◆ **Stated goal**
Go through the entries below and collect each line with the string "balloon" in it.
--- begin Data ---
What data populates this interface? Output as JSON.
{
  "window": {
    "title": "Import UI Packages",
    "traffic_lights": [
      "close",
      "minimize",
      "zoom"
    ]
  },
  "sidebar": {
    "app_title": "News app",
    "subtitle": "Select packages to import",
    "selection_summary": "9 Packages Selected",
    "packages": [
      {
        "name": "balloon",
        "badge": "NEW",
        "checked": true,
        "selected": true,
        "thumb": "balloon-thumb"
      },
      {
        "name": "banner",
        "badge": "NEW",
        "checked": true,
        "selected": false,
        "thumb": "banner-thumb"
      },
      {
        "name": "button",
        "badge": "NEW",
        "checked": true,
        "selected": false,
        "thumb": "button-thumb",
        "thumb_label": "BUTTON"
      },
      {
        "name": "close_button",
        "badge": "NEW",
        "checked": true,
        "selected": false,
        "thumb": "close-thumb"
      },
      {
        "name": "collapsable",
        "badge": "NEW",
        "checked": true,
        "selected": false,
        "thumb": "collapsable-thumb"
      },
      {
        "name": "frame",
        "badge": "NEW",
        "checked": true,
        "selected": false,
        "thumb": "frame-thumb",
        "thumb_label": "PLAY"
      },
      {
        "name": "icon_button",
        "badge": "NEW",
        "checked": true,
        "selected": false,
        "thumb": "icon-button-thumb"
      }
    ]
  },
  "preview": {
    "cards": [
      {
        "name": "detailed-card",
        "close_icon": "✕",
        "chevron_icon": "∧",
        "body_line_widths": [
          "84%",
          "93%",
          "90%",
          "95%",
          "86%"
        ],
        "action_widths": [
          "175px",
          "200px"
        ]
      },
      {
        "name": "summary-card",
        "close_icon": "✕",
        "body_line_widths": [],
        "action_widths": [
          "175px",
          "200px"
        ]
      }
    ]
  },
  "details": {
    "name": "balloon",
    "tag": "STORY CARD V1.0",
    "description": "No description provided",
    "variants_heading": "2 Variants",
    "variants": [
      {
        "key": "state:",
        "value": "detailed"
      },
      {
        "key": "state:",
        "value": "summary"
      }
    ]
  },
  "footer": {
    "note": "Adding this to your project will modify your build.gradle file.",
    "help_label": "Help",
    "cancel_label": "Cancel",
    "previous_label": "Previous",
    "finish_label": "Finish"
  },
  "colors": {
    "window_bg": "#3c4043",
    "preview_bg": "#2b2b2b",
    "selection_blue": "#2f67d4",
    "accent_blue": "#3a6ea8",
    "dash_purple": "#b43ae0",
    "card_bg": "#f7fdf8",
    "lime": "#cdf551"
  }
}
--- end Data ---
◆ **Result**
        "name": "balloon",
        "thumb": "balloon-thumb"
    "name": "balloon",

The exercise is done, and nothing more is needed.